= Data =
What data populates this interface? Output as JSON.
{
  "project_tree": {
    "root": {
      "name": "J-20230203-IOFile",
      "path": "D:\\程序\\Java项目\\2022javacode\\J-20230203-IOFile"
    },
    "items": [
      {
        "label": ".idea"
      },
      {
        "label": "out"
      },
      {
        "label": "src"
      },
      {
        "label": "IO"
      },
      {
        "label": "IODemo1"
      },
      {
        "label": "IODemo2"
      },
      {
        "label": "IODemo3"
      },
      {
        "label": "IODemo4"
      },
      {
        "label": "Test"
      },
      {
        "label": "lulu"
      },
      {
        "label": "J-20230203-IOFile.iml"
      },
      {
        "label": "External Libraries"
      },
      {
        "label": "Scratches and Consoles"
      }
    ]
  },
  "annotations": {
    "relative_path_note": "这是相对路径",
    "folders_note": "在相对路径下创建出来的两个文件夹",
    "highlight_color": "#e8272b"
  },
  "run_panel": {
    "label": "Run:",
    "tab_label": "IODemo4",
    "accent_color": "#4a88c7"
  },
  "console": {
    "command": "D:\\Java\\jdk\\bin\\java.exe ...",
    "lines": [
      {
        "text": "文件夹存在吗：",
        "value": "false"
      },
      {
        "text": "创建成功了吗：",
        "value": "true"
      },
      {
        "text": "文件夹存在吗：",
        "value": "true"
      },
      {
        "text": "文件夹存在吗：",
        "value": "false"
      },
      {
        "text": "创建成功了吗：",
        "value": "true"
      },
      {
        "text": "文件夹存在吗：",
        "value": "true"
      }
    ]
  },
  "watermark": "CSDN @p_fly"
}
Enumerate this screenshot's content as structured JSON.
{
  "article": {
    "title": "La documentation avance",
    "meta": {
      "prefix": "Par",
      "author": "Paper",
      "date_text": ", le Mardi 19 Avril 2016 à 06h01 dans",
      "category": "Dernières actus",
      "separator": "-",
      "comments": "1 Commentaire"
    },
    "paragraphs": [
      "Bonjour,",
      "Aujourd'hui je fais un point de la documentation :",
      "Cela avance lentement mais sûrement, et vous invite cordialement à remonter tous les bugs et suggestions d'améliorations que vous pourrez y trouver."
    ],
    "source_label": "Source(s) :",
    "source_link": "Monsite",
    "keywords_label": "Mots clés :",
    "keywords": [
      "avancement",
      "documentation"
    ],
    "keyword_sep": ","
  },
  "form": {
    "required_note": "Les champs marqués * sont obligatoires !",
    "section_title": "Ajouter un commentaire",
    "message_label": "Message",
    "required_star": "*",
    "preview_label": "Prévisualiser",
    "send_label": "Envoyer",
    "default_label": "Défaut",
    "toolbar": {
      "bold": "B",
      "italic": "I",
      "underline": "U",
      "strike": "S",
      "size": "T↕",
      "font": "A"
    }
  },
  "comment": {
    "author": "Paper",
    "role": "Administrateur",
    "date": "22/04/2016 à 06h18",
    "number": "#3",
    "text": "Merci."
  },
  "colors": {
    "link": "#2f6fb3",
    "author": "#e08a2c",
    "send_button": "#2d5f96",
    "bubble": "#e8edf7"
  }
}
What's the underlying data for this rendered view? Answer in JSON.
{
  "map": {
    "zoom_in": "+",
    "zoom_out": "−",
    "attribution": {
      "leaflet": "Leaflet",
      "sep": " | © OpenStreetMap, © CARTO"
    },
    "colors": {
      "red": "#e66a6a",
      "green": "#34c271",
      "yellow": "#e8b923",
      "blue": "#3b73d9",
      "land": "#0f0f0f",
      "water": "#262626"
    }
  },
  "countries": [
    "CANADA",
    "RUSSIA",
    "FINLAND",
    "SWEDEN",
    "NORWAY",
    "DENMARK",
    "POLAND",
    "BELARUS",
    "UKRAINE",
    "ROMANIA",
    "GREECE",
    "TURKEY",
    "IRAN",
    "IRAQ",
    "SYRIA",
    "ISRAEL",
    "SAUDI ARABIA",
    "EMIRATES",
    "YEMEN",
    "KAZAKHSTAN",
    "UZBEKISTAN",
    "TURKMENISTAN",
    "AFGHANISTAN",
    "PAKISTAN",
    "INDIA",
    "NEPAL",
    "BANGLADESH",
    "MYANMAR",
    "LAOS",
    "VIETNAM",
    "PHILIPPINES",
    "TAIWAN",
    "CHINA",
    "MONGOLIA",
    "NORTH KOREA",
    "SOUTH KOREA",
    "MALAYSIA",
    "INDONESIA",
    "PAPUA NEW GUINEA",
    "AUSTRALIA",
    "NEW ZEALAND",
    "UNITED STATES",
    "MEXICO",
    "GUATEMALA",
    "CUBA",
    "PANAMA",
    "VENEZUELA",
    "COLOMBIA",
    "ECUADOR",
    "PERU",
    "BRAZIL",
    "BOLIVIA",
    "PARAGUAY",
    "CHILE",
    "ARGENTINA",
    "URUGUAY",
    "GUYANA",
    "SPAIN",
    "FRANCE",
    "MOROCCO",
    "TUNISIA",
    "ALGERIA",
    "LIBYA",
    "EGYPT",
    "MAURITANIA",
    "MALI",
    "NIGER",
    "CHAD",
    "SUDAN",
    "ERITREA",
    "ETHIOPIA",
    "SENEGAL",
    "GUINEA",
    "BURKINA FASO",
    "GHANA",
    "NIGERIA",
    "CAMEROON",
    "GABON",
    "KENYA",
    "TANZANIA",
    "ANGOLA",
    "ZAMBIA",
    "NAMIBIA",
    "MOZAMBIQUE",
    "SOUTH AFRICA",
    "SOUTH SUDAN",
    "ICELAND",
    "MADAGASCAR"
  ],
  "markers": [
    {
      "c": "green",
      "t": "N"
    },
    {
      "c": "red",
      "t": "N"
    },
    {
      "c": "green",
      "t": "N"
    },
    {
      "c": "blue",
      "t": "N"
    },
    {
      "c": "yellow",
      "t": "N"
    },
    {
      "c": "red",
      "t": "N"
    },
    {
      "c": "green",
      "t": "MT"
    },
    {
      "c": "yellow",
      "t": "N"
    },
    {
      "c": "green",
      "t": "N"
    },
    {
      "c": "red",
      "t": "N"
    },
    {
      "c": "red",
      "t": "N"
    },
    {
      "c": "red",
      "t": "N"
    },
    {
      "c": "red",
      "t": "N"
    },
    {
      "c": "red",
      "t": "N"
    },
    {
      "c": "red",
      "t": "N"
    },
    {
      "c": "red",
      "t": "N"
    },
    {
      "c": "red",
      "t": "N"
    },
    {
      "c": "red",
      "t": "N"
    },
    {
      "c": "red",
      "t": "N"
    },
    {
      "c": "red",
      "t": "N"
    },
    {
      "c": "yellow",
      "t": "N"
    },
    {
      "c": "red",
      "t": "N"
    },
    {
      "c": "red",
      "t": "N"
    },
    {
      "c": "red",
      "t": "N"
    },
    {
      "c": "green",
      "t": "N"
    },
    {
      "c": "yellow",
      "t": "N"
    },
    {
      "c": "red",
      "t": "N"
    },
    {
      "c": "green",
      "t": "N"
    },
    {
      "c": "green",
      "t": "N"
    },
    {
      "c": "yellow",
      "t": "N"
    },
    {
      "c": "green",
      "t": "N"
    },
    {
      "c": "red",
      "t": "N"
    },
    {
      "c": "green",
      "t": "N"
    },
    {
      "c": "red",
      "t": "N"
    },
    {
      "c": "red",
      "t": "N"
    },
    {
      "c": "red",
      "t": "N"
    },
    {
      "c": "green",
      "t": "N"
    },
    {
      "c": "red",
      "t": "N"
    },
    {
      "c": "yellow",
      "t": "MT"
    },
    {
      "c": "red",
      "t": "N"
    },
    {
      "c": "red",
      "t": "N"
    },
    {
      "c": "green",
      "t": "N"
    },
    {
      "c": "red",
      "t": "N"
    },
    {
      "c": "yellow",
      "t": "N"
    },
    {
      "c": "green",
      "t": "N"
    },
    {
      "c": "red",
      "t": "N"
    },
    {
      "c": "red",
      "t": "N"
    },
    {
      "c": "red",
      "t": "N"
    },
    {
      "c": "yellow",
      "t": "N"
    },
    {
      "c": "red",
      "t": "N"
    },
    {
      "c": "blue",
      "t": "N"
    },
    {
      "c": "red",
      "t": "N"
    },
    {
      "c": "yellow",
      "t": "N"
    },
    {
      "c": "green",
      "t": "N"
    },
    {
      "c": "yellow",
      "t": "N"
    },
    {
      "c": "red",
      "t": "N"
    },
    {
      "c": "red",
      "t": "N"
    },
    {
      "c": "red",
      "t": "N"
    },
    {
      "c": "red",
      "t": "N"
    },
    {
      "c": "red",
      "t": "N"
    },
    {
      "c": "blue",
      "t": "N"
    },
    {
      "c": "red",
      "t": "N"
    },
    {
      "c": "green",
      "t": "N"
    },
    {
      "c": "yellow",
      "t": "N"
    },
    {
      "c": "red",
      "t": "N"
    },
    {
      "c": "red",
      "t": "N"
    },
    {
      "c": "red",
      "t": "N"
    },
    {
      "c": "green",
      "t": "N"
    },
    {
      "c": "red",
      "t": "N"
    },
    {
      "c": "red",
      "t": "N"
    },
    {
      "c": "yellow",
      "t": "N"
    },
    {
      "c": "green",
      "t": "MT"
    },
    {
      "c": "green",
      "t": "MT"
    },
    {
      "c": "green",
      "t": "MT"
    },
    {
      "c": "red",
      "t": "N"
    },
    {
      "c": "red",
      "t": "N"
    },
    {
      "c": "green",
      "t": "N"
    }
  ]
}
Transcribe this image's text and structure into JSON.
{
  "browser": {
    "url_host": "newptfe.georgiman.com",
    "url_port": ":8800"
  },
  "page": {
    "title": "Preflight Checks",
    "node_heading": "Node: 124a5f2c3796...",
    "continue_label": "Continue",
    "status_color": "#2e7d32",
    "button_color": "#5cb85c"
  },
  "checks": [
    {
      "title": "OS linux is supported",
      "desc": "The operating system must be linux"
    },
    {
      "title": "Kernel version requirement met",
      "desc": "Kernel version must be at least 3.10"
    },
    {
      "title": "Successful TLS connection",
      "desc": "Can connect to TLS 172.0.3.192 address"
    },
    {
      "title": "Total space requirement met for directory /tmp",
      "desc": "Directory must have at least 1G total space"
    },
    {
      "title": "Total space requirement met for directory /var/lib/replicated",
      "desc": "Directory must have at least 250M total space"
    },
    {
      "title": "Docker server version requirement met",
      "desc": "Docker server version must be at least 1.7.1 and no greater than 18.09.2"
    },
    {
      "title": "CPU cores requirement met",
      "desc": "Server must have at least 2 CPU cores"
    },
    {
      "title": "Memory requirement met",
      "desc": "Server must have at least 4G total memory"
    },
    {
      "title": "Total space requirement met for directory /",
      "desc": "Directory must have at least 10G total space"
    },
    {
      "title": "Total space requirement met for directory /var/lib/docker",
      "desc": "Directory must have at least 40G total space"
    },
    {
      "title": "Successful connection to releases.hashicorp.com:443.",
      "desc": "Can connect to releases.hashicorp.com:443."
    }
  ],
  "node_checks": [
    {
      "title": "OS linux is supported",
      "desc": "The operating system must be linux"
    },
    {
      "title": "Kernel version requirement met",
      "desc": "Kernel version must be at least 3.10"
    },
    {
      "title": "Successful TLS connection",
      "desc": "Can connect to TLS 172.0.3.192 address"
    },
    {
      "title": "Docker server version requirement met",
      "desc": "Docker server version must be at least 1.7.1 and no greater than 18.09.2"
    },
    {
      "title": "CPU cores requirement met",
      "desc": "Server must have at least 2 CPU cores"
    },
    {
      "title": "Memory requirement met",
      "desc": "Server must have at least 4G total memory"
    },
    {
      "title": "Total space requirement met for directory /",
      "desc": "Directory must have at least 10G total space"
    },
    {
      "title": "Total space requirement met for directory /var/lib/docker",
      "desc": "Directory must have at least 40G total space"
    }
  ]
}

= Task objective =
In the entries above, find the lines containing the word "this" and say how many there are, with no other words.

= Task solution =
4